Exercise details:
Starting at the line with "Decode this image" and stopping at the final line, retype the data below exactly; do not carry over any pictures.

--- start of Extracted information ---

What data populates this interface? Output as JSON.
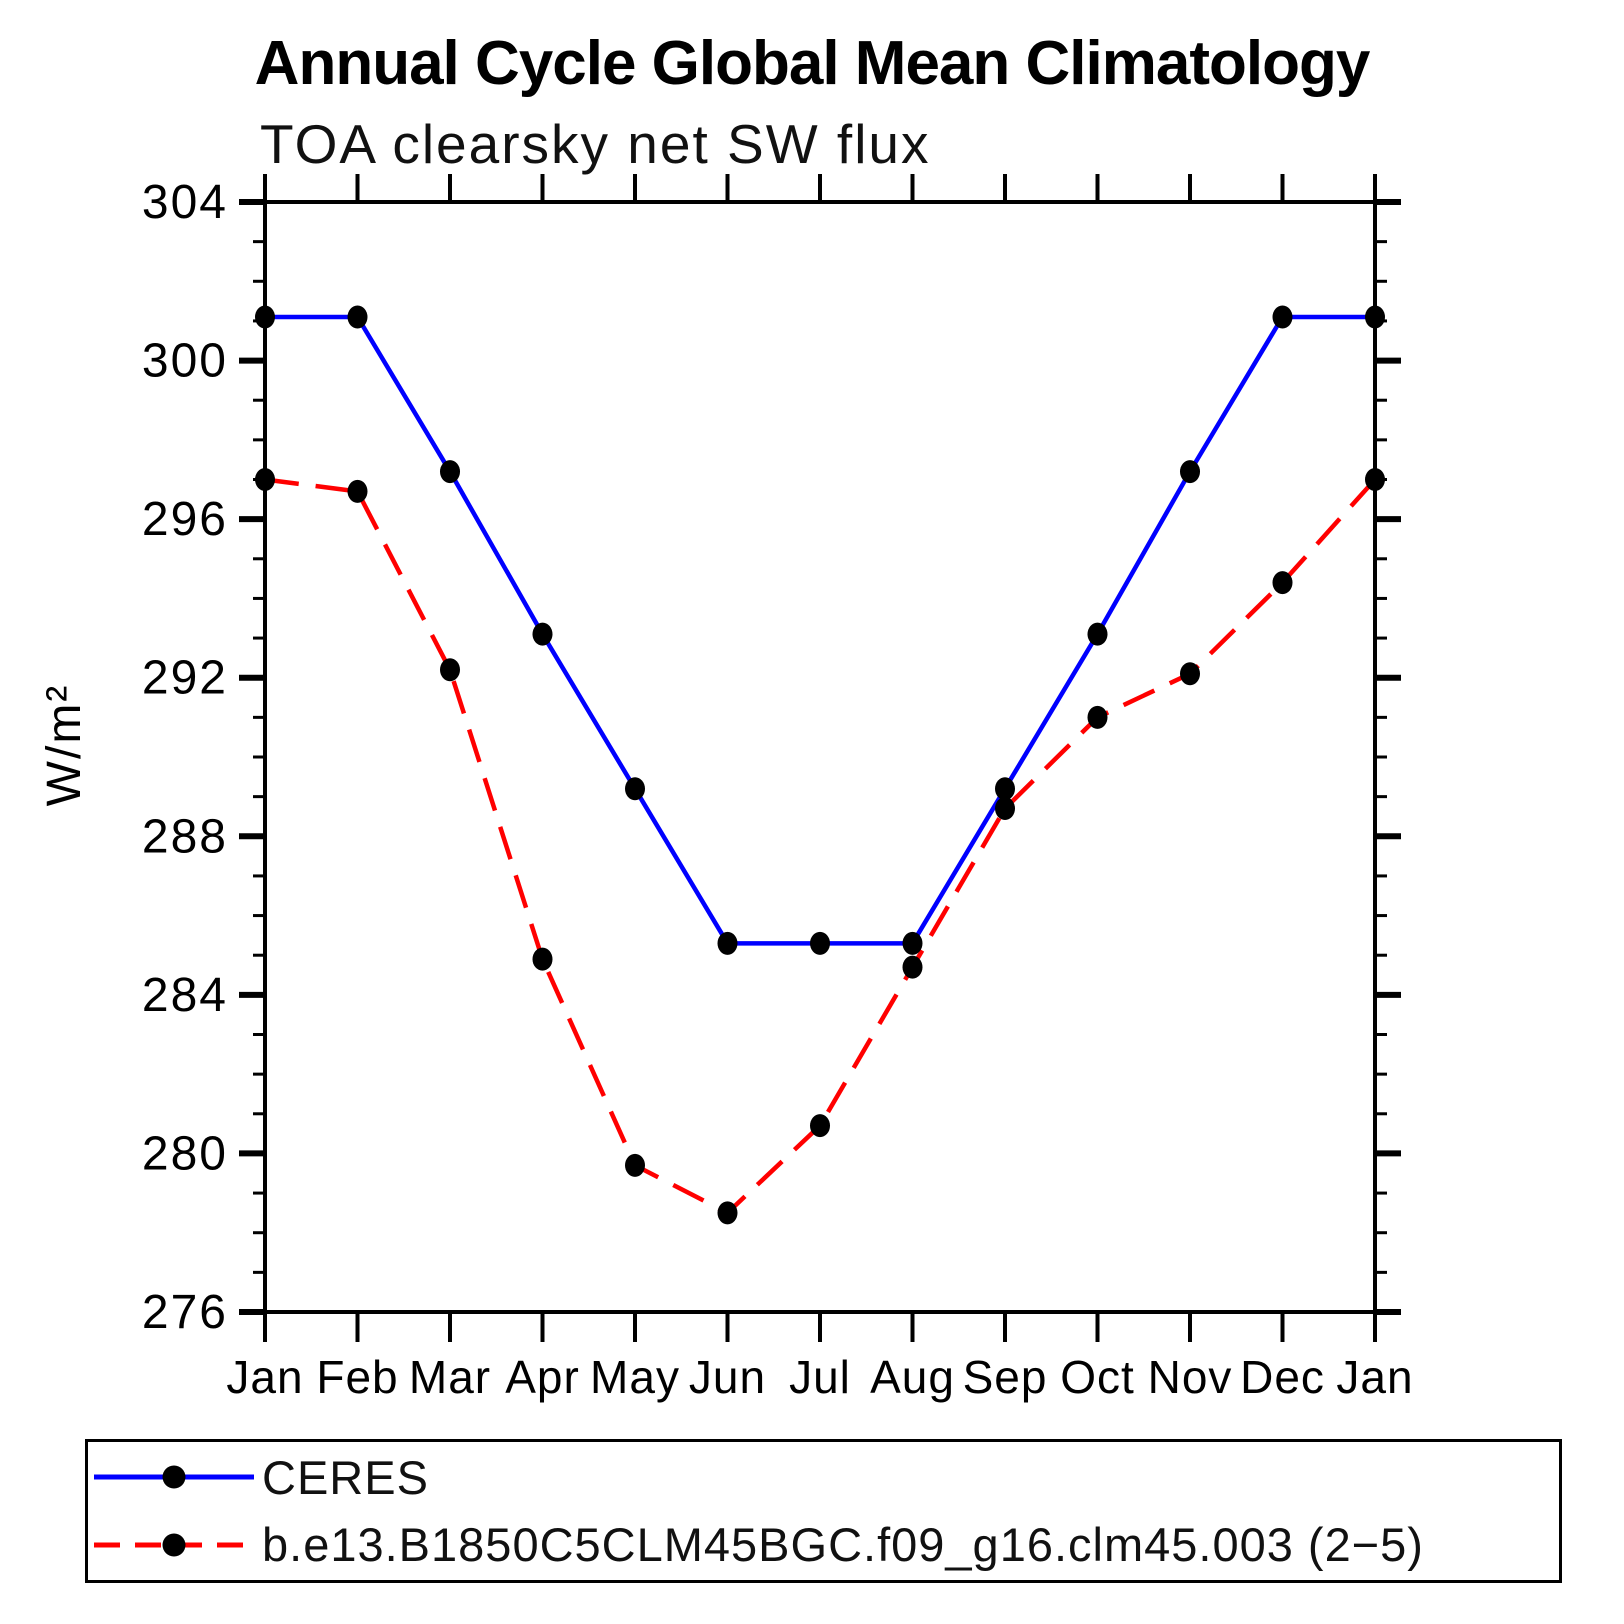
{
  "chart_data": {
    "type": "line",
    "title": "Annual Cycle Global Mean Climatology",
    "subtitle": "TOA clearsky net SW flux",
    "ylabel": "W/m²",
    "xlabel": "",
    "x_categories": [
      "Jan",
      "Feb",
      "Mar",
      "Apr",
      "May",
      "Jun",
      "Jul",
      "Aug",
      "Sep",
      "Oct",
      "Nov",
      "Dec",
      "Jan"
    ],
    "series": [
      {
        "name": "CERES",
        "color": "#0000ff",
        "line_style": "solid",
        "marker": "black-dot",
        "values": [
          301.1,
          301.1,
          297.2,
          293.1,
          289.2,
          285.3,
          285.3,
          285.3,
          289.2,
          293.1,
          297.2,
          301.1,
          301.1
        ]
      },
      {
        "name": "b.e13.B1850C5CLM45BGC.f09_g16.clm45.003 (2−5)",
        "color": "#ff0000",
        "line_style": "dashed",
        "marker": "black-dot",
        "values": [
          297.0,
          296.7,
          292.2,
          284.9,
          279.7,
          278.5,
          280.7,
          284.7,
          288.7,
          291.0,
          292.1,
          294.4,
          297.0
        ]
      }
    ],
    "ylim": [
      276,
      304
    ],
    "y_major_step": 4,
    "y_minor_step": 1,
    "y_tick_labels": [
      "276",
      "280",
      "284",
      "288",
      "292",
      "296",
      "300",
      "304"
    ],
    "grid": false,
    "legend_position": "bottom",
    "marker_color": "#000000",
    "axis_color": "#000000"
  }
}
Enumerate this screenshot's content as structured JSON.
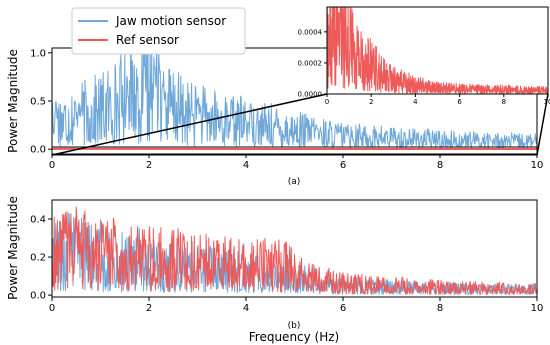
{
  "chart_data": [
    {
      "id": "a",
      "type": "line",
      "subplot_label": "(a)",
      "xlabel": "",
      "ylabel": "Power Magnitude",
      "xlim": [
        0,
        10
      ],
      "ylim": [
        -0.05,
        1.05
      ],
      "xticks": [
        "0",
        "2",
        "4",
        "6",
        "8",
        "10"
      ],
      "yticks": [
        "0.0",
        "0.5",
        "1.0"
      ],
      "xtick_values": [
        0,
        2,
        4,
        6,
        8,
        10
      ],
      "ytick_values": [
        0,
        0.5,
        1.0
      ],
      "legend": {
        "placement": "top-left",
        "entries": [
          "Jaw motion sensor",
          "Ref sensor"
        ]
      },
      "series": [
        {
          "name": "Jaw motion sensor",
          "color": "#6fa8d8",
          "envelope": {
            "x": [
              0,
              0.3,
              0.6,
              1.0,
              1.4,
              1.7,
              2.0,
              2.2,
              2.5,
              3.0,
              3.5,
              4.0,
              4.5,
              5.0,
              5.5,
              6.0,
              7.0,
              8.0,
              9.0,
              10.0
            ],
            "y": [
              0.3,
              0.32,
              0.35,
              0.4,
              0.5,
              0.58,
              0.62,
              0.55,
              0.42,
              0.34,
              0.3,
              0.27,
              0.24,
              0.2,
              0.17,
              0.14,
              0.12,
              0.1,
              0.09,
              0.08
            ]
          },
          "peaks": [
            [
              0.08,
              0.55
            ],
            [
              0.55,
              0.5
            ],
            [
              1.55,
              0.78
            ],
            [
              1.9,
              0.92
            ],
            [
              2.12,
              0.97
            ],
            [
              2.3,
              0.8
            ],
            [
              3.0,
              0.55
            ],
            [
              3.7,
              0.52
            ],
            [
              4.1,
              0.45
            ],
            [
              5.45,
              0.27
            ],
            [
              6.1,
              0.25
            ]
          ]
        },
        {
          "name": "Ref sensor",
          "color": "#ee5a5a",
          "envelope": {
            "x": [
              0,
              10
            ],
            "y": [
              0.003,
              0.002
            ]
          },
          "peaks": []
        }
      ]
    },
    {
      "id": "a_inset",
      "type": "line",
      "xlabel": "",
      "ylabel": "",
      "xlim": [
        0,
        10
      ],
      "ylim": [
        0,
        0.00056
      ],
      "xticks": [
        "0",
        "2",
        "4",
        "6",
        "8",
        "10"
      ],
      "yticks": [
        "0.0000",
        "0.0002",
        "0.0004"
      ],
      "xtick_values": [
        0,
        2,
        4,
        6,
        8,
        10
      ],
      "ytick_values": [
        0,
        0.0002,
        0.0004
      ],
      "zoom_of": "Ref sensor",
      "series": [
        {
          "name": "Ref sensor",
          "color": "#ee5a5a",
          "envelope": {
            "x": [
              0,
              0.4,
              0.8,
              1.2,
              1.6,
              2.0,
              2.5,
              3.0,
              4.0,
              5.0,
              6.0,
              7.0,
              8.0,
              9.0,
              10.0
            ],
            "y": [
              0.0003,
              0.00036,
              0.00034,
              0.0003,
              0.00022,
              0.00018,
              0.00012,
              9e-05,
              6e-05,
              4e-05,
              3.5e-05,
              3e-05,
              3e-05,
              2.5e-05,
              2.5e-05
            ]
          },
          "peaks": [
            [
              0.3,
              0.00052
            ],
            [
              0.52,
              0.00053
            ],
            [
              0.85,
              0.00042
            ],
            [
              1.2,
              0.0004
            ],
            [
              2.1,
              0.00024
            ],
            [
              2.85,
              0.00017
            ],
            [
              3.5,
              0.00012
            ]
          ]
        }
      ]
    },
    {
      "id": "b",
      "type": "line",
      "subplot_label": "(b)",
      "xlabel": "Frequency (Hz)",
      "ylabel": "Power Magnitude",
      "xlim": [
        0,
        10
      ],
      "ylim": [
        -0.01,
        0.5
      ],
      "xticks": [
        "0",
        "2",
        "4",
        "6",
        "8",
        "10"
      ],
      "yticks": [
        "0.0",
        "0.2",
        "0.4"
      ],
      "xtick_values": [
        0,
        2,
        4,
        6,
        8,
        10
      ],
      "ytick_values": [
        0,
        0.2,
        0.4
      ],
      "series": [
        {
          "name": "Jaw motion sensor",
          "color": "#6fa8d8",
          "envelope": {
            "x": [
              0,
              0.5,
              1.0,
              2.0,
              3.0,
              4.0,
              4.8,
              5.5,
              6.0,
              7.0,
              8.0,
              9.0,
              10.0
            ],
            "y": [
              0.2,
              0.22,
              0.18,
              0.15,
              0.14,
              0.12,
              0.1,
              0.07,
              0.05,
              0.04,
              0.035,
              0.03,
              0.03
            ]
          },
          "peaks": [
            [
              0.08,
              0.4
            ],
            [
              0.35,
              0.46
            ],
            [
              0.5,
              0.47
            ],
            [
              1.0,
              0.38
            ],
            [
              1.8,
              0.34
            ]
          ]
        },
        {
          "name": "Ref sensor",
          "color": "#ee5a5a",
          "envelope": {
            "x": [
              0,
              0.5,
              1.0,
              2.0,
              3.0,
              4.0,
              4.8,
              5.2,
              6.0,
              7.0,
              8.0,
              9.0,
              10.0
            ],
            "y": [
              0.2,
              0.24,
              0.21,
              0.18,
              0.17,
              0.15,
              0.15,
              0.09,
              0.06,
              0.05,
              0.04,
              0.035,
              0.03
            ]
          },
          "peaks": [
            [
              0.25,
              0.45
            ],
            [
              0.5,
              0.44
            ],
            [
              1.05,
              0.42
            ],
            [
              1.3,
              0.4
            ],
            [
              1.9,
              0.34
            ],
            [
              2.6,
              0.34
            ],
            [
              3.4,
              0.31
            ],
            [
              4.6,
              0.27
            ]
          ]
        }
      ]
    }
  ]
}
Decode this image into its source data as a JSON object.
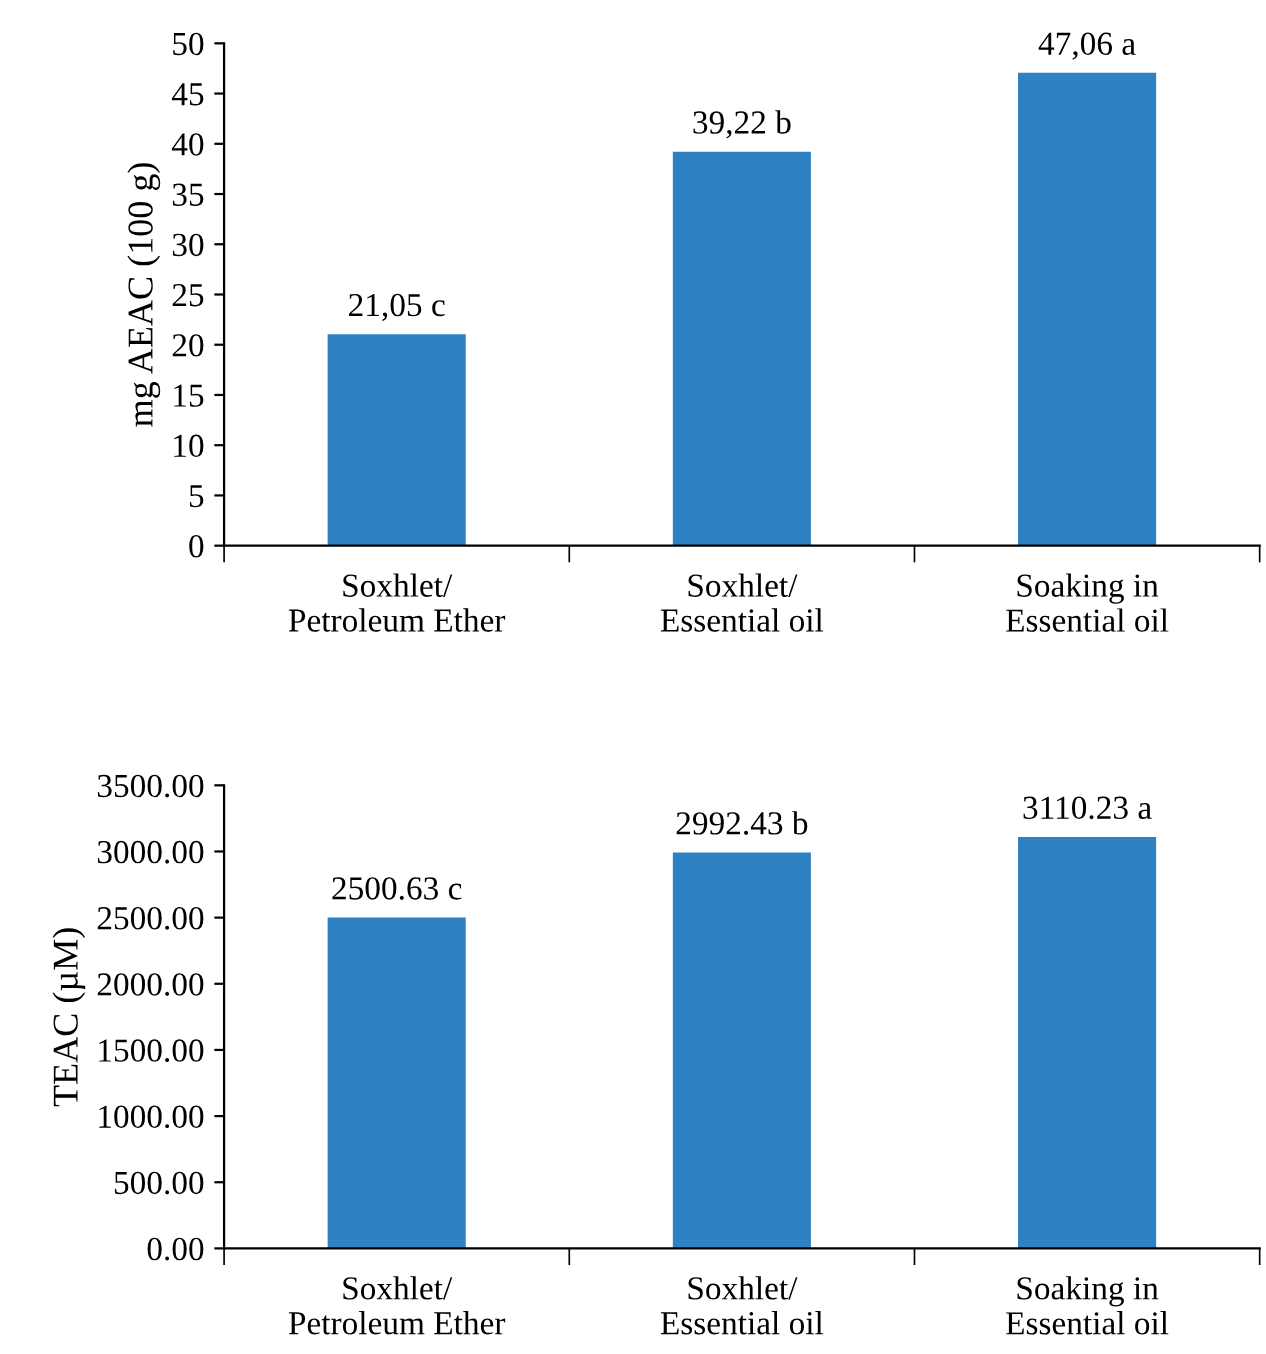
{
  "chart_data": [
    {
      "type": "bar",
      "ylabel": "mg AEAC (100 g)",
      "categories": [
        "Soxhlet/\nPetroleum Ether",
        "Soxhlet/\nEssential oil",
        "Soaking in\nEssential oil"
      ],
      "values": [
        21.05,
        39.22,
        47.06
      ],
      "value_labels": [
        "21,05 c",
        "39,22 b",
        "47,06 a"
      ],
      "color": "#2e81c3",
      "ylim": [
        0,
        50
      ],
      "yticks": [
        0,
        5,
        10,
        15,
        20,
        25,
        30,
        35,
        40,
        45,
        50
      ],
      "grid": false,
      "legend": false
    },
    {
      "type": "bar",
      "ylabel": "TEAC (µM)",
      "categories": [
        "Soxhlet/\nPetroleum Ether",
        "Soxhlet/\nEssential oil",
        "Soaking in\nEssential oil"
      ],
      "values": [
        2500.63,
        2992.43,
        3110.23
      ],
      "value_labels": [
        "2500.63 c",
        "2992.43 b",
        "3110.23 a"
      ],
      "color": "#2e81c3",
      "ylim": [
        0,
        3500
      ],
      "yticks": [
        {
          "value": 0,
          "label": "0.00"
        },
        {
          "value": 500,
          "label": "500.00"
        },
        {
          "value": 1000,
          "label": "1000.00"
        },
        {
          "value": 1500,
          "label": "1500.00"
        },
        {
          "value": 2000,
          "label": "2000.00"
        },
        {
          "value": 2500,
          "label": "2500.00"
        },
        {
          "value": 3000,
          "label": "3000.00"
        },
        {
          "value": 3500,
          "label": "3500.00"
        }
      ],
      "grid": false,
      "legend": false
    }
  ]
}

--- end of Extracted information ---

Exercise answer:
Decode this image into its source data as a JSON object.
{
  "chart_data": [
    {
      "type": "bar",
      "ylabel": "mg AEAC (100 g)",
      "categories": [
        "Soxhlet/\nPetroleum Ether",
        "Soxhlet/\nEssential oil",
        "Soaking in\nEssential oil"
      ],
      "values": [
        21.05,
        39.22,
        47.06
      ],
      "value_labels": [
        "21,05 c",
        "39,22 b",
        "47,06 a"
      ],
      "color": "#2e81c3",
      "ylim": [
        0,
        50
      ],
      "yticks": [
        0,
        5,
        10,
        15,
        20,
        25,
        30,
        35,
        40,
        45,
        50
      ],
      "grid": false,
      "legend": false
    },
    {
      "type": "bar",
      "ylabel": "TEAC (µM)",
      "categories": [
        "Soxhlet/\nPetroleum Ether",
        "Soxhlet/\nEssential oil",
        "Soaking in\nEssential oil"
      ],
      "values": [
        2500.63,
        2992.43,
        3110.23
      ],
      "value_labels": [
        "2500.63 c",
        "2992.43 b",
        "3110.23 a"
      ],
      "color": "#2e81c3",
      "ylim": [
        0,
        3500
      ],
      "yticks": [
        {
          "value": 0,
          "label": "0.00"
        },
        {
          "value": 500,
          "label": "500.00"
        },
        {
          "value": 1000,
          "label": "1000.00"
        },
        {
          "value": 1500,
          "label": "1500.00"
        },
        {
          "value": 2000,
          "label": "2000.00"
        },
        {
          "value": 2500,
          "label": "2500.00"
        },
        {
          "value": 3000,
          "label": "3000.00"
        },
        {
          "value": 3500,
          "label": "3500.00"
        }
      ],
      "grid": false,
      "legend": false
    }
  ]
}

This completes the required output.